[Items listed in a dataset]
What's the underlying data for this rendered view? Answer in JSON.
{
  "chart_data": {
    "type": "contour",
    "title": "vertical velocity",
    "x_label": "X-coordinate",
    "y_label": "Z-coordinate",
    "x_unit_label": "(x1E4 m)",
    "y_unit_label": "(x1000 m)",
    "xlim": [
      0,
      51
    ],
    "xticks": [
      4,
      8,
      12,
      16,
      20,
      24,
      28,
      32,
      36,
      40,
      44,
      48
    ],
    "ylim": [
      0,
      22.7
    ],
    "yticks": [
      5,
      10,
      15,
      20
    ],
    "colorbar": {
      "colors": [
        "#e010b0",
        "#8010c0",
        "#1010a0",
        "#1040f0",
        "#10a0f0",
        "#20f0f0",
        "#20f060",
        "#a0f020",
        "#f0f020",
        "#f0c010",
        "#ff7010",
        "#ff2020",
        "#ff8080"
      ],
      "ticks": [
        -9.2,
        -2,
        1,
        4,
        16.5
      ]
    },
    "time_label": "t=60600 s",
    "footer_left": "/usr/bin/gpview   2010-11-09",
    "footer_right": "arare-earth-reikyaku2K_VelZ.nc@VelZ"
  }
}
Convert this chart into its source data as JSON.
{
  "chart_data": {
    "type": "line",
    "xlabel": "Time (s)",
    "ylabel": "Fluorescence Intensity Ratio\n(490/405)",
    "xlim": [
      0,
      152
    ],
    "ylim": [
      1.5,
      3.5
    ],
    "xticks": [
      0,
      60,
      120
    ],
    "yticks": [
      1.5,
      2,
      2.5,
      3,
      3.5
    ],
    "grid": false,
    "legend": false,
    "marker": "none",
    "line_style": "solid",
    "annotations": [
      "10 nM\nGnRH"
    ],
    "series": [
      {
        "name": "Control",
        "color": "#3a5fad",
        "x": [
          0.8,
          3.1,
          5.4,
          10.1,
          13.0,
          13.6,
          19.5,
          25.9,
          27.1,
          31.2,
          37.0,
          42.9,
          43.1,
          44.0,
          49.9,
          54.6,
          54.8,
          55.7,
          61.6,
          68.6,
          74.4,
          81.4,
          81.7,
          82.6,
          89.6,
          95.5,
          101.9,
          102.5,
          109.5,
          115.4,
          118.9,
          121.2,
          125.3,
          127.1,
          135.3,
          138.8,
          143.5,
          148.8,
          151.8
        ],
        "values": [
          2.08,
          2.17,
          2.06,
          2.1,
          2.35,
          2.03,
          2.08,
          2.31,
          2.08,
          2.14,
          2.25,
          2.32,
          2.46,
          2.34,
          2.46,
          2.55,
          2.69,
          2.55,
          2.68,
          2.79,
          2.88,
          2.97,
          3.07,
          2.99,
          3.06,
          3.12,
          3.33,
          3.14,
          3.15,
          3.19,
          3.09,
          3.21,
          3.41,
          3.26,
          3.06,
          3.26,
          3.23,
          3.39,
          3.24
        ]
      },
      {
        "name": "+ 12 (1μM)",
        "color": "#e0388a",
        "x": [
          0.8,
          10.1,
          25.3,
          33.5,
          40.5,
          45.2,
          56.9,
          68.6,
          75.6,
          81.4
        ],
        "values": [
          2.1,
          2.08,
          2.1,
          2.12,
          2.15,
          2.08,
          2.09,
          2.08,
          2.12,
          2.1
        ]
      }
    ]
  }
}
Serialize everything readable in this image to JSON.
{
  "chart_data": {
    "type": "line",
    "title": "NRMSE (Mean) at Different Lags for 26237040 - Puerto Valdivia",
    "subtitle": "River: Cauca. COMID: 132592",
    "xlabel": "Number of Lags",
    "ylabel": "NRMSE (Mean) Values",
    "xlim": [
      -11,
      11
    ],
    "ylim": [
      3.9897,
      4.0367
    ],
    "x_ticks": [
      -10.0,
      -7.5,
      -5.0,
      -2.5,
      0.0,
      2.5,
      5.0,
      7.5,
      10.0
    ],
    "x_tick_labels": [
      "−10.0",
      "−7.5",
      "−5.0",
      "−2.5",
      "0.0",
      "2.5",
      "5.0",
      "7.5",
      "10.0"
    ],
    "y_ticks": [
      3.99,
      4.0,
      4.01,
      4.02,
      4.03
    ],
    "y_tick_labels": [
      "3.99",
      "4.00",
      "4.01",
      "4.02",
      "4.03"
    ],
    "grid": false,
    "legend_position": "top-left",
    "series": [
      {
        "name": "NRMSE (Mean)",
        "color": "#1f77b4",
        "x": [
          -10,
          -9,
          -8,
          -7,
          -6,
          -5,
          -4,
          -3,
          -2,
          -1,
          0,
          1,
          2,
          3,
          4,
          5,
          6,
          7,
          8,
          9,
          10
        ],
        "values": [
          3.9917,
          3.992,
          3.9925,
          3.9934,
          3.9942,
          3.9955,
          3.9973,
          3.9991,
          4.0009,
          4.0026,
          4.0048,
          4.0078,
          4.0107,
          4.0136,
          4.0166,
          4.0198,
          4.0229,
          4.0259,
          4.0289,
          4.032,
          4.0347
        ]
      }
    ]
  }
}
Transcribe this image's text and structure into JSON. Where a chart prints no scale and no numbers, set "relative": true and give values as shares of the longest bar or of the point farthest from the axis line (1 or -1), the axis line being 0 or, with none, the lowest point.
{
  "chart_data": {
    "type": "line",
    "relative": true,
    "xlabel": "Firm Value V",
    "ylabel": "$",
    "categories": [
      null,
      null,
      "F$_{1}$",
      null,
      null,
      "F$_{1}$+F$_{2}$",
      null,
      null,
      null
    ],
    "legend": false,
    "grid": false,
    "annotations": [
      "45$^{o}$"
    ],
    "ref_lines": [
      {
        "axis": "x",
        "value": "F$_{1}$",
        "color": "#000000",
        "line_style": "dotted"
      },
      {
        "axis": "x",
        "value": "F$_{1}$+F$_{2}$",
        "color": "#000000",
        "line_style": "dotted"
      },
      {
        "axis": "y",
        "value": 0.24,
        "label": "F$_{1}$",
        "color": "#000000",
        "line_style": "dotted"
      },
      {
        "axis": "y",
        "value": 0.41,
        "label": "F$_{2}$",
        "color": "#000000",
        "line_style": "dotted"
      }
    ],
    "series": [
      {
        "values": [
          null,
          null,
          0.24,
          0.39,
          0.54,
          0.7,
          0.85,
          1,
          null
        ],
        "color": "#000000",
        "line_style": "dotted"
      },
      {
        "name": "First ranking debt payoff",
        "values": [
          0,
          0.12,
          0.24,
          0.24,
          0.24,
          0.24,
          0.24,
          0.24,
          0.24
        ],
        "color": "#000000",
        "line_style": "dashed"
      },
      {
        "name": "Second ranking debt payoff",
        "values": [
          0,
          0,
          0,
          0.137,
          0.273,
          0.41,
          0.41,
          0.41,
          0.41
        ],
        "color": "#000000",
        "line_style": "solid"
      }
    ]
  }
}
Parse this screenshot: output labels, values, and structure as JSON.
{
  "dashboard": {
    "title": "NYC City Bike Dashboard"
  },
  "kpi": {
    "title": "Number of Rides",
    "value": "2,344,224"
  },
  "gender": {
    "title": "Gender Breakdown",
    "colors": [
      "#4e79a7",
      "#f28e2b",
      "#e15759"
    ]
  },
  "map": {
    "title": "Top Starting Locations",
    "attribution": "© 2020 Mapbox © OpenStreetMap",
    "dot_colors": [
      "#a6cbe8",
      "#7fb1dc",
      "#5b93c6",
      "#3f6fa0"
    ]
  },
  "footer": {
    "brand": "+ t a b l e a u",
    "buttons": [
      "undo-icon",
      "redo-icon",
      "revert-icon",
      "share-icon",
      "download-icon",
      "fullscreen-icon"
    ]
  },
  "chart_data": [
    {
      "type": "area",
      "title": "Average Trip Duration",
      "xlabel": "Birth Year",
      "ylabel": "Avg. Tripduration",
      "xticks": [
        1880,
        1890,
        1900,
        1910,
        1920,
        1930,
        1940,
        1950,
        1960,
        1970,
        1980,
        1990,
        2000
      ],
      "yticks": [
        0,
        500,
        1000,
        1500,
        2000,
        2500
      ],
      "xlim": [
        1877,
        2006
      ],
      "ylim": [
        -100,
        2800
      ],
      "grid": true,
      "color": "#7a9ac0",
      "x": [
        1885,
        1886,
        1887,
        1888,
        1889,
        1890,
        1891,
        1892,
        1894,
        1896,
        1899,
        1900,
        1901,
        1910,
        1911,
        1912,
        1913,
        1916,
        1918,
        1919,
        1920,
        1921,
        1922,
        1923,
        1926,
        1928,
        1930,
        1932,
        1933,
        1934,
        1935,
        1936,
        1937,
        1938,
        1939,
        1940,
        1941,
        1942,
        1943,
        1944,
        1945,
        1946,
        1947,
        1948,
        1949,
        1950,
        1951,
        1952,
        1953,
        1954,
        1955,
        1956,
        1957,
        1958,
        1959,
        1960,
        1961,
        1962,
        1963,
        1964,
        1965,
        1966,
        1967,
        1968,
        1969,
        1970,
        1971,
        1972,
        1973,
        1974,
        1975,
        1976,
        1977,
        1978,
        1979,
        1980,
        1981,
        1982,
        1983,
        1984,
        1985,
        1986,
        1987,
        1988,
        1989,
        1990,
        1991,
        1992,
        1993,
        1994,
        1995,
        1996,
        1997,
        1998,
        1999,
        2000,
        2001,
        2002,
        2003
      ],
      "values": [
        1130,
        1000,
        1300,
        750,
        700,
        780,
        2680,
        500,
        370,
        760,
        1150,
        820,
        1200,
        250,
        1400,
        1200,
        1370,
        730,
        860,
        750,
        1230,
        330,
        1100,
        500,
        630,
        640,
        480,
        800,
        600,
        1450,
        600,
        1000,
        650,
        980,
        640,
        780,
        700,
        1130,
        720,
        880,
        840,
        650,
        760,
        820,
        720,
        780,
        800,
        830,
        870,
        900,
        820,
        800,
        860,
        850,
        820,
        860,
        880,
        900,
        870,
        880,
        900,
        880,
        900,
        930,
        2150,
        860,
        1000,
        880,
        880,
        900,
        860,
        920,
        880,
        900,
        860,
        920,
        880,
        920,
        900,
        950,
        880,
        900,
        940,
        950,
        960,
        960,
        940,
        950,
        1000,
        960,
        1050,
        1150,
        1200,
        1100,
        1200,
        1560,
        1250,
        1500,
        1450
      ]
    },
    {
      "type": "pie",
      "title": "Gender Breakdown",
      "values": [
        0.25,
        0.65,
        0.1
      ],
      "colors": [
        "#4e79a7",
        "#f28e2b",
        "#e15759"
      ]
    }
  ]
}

- What this task involves: Whichever lines contain the string "icon", select and copy them.

- Response for this exercise:
      "undo-icon",
      "redo-icon",
      "revert-icon",
      "share-icon",
      "download-icon",
      "fullscreen-icon"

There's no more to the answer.